Texto base
(Aviso: sei
onde este texto começa, mas não sei bem onde vai acabar.)
Nos últimos
meses tenho pensado muito no “primeiro dia”: o primeiro
dia de aula, o primeiro dia de trabalho, o primeiro dia de viagem.
Quando era
pequeno adorava o primeiro dia de aula. Abrir os livros novos, conhecer os
professores, os colegas de classe... Lembro que na sétima série fiz uma viagem
com família em fevereiro e fiquei extremamente desapontado por perder o
primeiro dia de aula – para estar em alto mar.
Já mais
velho, os “primeiros dias” começaram a vir acompanhados de uma certa tensão. O primeiro dia
de trabalho trouxe um “será que eu vou conseguir dar conta? “Será que eu vou
gostar daqui?” “Será que vão me chamar pra almoçar?”

Conjunto de dados
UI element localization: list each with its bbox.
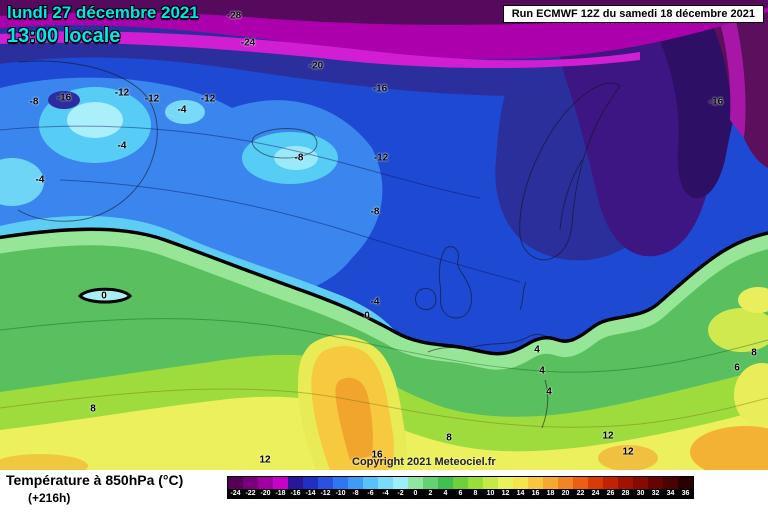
run-info-box: Run ECMWF 12Z du samedi 18 décembre 2021 [502,5,764,23]
colorbar-value: 4 [443,490,448,497]
forecast-step: (+216h) [28,491,71,505]
colorbar-value: 34 [666,490,675,497]
colorbar-cell [303,477,318,489]
colorbar-cell [333,477,348,489]
colorbar-cell [438,477,453,489]
colorbar-values: -24 -22 -20 -18 -16 -14 -12 -10 -8 -6 -4 -2 0 2 4 6 8 10 1… [228,489,693,498]
colorbar-cell [258,477,273,489]
colorbar-cell [588,477,603,489]
colorbar-value: -14 [305,490,316,497]
colorbar-value: -16 [290,490,301,497]
colorbar-value: -2 [397,490,404,497]
colorbar-value: 30 [636,490,645,497]
colorbar-cell [558,477,573,489]
colorbar-cell [633,477,648,489]
colorbar-value: 6 [458,490,463,497]
colorbar-value: -10 [335,490,346,497]
colorbar-cell [528,477,543,489]
colorbar-value: 8 [473,490,478,497]
colorbar-value: 20 [561,490,570,497]
colorbar-cell [453,477,468,489]
colorbar-cell [663,477,678,489]
colorbar-value: -6 [367,490,374,497]
colorbar-value: 0 [413,490,418,497]
colorbar-cell [483,477,498,489]
colorbar-cell [603,477,618,489]
temperature-map [0,0,768,470]
colorbar-cell [288,477,303,489]
colorbar-value: 12 [501,490,510,497]
colorbar-value: -8 [352,490,359,497]
colorbar-value: 16 [531,490,540,497]
colorbar-value: -4 [382,490,389,497]
colorbar-cell [393,477,408,489]
colorbar-cell [348,477,363,489]
time-text: 13:00 locale [7,25,121,47]
colorbar-value: 2 [428,490,433,497]
date-block: lundi 27 décembre 2021 13:00 locale [7,3,199,48]
colorbar-value: 26 [606,490,615,497]
colorbar-cell [468,477,483,489]
colorbar-cell [648,477,663,489]
colorbar-value: 28 [621,490,630,497]
colorbar-value: 36 [681,490,690,497]
colorbar-value: -22 [245,490,256,497]
copyright-text: Copyright 2021 Meteociel.fr [352,456,496,468]
colorbar-value: -24 [230,490,241,497]
colorbar-cell [498,477,513,489]
colorbar-cell [363,477,378,489]
colorbar-value: 18 [546,490,555,497]
colorbar-cell [228,477,243,489]
colorbar-value: 24 [591,490,600,497]
colorbar-value: -20 [260,490,271,497]
map-area: -28 -24 -20 -16 -16 -8 -16 -12 -12 -4 -12 -8 -12 -4 -4… [0,0,768,470]
colorbar-value: 32 [651,490,660,497]
colorbar-cell [273,477,288,489]
colorbar-cell [423,477,438,489]
colorbar-cell [378,477,393,489]
colorbar-cell [318,477,333,489]
colorbar-cell [243,477,258,489]
colorbar-cell [513,477,528,489]
colorbar-cell [573,477,588,489]
colorbar-value: -12 [320,490,331,497]
legend-bar: Température à 850hPa (°C) (+216h) -24 -22… [0,470,768,512]
colorbar-value: 10 [486,490,495,497]
date-text: lundi 27 décembre 2021 [7,3,199,22]
colorbar-value: 22 [576,490,585,497]
colorbar-value: 14 [516,490,525,497]
colorbar-cells [228,477,693,489]
colorbar-cell [618,477,633,489]
colorbar-cell [408,477,423,489]
colorbar-value: -18 [275,490,286,497]
legend-title: Température à 850hPa (°C) [6,472,184,488]
colorbar: -24 -22 -20 -18 -16 -14 -12 -10 -8 -6 -4 -2 0 2 4 6 8 10 1… [227,476,694,499]
colorbar-cell [543,477,558,489]
colorbar-cell [678,477,693,489]
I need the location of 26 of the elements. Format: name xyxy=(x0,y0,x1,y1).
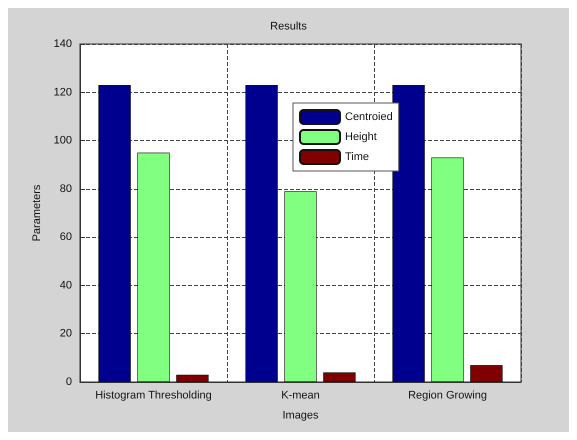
y-tick-label: 40 xyxy=(60,279,72,292)
x-tick-label: K-mean xyxy=(281,390,320,402)
x-axis-title: Images xyxy=(282,410,320,422)
legend-label: Time xyxy=(345,151,370,163)
y-axis-title: Parameters xyxy=(31,184,44,242)
x-tick-label: Histogram Thresholding xyxy=(95,390,212,402)
bar xyxy=(392,85,425,382)
y-tick-label: 100 xyxy=(54,134,72,147)
chart-title: Results xyxy=(270,20,308,32)
bar xyxy=(137,152,170,382)
y-tick-label: 80 xyxy=(60,182,72,195)
y-tick-label: 0 xyxy=(66,376,72,388)
legend-label: Height xyxy=(345,131,377,143)
x-tick-label: Region Growing xyxy=(408,390,487,402)
bar xyxy=(98,85,131,382)
bar xyxy=(323,372,356,382)
y-tick-label: 120 xyxy=(54,86,72,98)
bar xyxy=(176,374,209,382)
y-tick-label: 60 xyxy=(60,231,72,244)
legend-label: Centroied xyxy=(345,111,393,123)
bar xyxy=(245,85,278,382)
bar xyxy=(284,191,317,382)
bar xyxy=(431,157,464,382)
bar xyxy=(470,365,503,382)
y-tick-label: 140 xyxy=(54,38,72,50)
y-tick-label: 20 xyxy=(60,328,72,340)
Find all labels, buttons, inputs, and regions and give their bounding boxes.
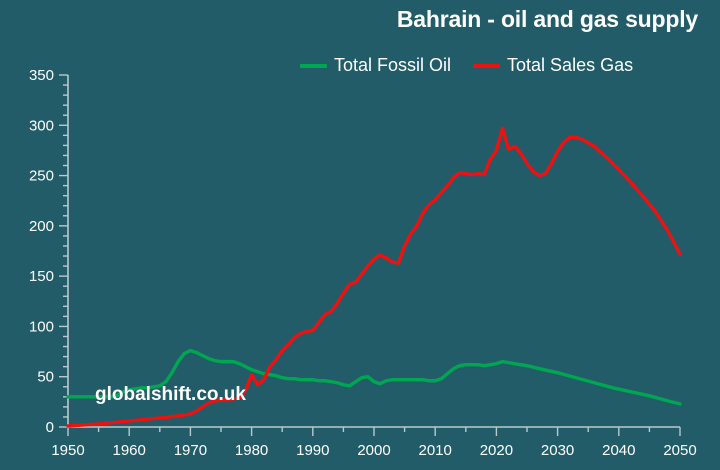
x-axis-tick-label: 2020 (480, 442, 513, 459)
legend-item-total-fossil-oil[interactable]: Total Fossil Oil (300, 55, 451, 76)
x-axis-tick-label: 1980 (235, 442, 268, 459)
x-axis-tick-label: 2010 (419, 442, 452, 459)
x-axis-tick-label: 2030 (541, 442, 574, 459)
y-axis-tick-label: 350 (29, 67, 54, 84)
series-line-total-sales-gas (66, 126, 682, 428)
x-axis-tick-label: 2050 (663, 442, 696, 459)
x-axis-tick-label: 2040 (602, 442, 635, 459)
y-axis-tick-label: 0 (46, 419, 54, 436)
x-axis-tick-label: 1970 (174, 442, 207, 459)
legend-swatch-total-sales-gas (473, 63, 501, 68)
y-axis-tick-label: 300 (29, 117, 54, 134)
axis-layer (59, 74, 681, 436)
legend-swatch-total-fossil-oil (300, 63, 327, 68)
legend-item-total-sales-gas[interactable]: Total Sales Gas (473, 55, 633, 76)
legend-label-total-fossil-oil: Total Fossil Oil (334, 55, 452, 75)
x-axis-tick-labels: 1950 1960 1970 1980 1990 2000 2010 2020 2030 2040… (51, 442, 696, 459)
data-series-layer (66, 126, 682, 428)
chart-title: Bahrain - oil and gas supply (396, 6, 698, 32)
x-axis-tick-label: 1950 (51, 442, 84, 459)
y-axis-tick-label: 50 (37, 369, 54, 386)
x-axis-tick-label: 1960 (113, 442, 146, 459)
series-line-total-fossil-oil (66, 348, 682, 406)
chart-legend: Total Fossil Oil Total Sales Gas (300, 55, 633, 76)
y-axis-tick-labels: 0 50 100 150 200 250 300 350 (29, 67, 54, 436)
y-axis-tick-label: 200 (29, 218, 54, 235)
y-axis-tick-label: 150 (29, 268, 54, 285)
y-axis-tick-label: 100 (29, 318, 54, 335)
x-axis-tick-label: 2000 (357, 442, 390, 459)
y-axis-tick-label: 250 (29, 168, 54, 185)
x-axis-tick-label: 1990 (296, 442, 329, 459)
legend-label-total-sales-gas: Total Sales Gas (507, 55, 634, 75)
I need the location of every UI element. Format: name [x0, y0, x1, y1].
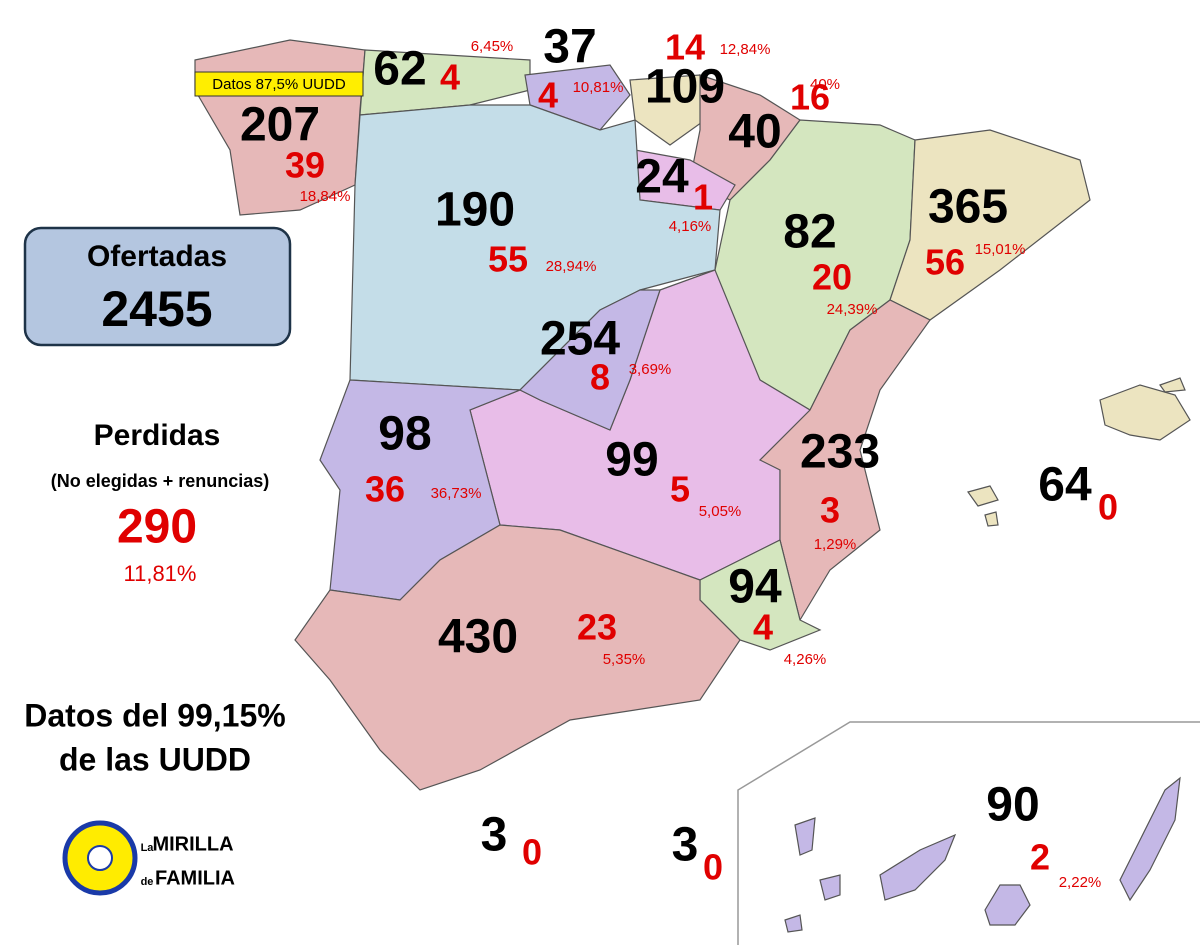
lost-pct: 10,81%	[573, 79, 624, 96]
lost-pct: 1,29%	[814, 536, 857, 553]
island-shape	[1099, 384, 1191, 441]
region-shape	[294, 524, 741, 791]
offered-value: 24	[635, 151, 689, 204]
logo: La MIRILLA de FAMILIA	[62, 820, 235, 896]
lost-pct: 4,26%	[784, 651, 827, 668]
island-shape	[1159, 377, 1186, 393]
offered-label: Ofertadas	[87, 240, 227, 273]
lost-value: 8	[590, 357, 610, 398]
offered-value: 365	[928, 181, 1008, 234]
region-shape	[758, 299, 931, 622]
logo-eye	[87, 845, 113, 871]
coverage-line: de las UUDD	[59, 741, 251, 777]
offered-total: 2455	[101, 281, 212, 337]
lost-value: 3	[820, 490, 840, 531]
lost-value: 0	[522, 832, 542, 873]
lost-pct: 24,39%	[827, 301, 878, 318]
island-shape	[1119, 776, 1181, 902]
logo-text: de	[141, 876, 154, 888]
offered-value: 94	[728, 561, 782, 614]
lost-pct: 28,94%	[546, 258, 597, 275]
offered-value: 3	[672, 819, 699, 872]
logo-text: La	[141, 842, 155, 854]
region-shape	[889, 129, 1091, 321]
lost-value: 2	[1030, 837, 1050, 878]
lost-pct: 11,81%	[124, 561, 197, 586]
lost-pct: 2,22%	[1059, 874, 1102, 891]
lost-value: 4	[440, 57, 460, 98]
offered-value: 64	[1038, 459, 1092, 512]
note-box	[194, 71, 364, 97]
lost-value: 39	[285, 145, 325, 186]
island-shape	[984, 511, 999, 527]
offered-value: 62	[373, 43, 426, 96]
logo-text: MIRILLA	[152, 833, 233, 855]
lost-pct: 5,35%	[603, 651, 646, 668]
lost-value: 20	[812, 257, 852, 298]
region-shape	[359, 49, 531, 116]
lost-value: 4	[538, 75, 558, 116]
island-shape	[984, 884, 1031, 926]
lost-value: 4	[753, 607, 773, 648]
region-shape	[629, 74, 706, 146]
island-shape	[879, 833, 957, 901]
lost-pct: 36,73%	[431, 485, 482, 502]
lost-label: Perdidas	[94, 419, 221, 452]
island-shape	[967, 485, 999, 507]
lost-pct: 12,84%	[720, 41, 771, 58]
note: Datos 87,5% UUDD	[212, 76, 346, 93]
lost-pct: 40%	[810, 76, 840, 93]
lost-value: 56	[925, 242, 965, 283]
logo-text: FAMILIA	[155, 867, 235, 889]
offered-value: 82	[783, 206, 836, 259]
lost-value: 55	[488, 239, 528, 280]
lost-value: 5	[670, 469, 690, 510]
lost-pct: 18,84%	[300, 188, 351, 205]
island-shape	[784, 914, 803, 933]
lost-pct: 3,69%	[629, 361, 672, 378]
offered-value: 37	[543, 21, 596, 74]
offered-value: 98	[378, 408, 431, 461]
lost-value: 23	[577, 607, 617, 648]
canary-inset	[737, 721, 1200, 945]
lost-pct: 4,16%	[669, 218, 712, 235]
offered-value: 90	[986, 779, 1039, 832]
offered-value: 207	[240, 99, 320, 152]
lost-pct: 5,05%	[699, 503, 742, 520]
lost-value: 36	[365, 469, 405, 510]
inset-frame	[737, 721, 1200, 945]
offered-value: 430	[438, 611, 518, 664]
region-shape	[524, 64, 631, 131]
lost-pct: 15,01%	[975, 241, 1026, 258]
lost-value: 0	[703, 847, 723, 888]
offered-value: 233	[800, 426, 880, 479]
offered-box	[23, 226, 292, 347]
offered-value: 190	[435, 184, 515, 237]
regions	[194, 39, 1191, 791]
summary: Ofertadas 2455 Perdidas (No elegidas + r…	[23, 226, 292, 777]
lost-note: (No elegidas + renuncias)	[51, 471, 270, 491]
region-shape	[518, 289, 661, 431]
offered-value: 109	[645, 61, 725, 114]
island-shape	[794, 817, 816, 856]
offered-value: 99	[605, 434, 658, 487]
coverage-line: Datos del 99,15%	[24, 697, 285, 733]
offered-value: 254	[540, 313, 620, 366]
lost-value: 0	[1098, 487, 1118, 528]
lost-value: 1	[693, 177, 713, 218]
lost-pct: 6,45%	[471, 38, 514, 55]
offered-value: 3	[481, 809, 508, 862]
lost-total: 290	[117, 501, 197, 554]
island-shape	[819, 874, 841, 901]
lost-value: 16	[790, 77, 830, 118]
lost-value: 14	[665, 27, 705, 68]
offered-value: 40	[728, 106, 781, 159]
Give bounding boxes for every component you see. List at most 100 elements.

Tarefas
[a] Liste todos os tipos de primeiro dia que o texto base enumera logo depois das palavras “tenho pensado muito no”.
[b] Reproduza o trecho do texto base que começa nas palavras "(Aviso: sei" e termina após "dia de viagem.".

Respostas
[a]
- O primeiro dia de aula
- O primeiro dia de trabalho
- O primeiro dia de viagem

[b]
(Aviso: sei
onde este texto começa, mas não sei bem onde vai acabar.)
Nos últimos
meses tenho pensado muito no “primeiro dia”: o primeiro
dia de aula, o primeiro dia de trabalho, o primeiro dia de viagem.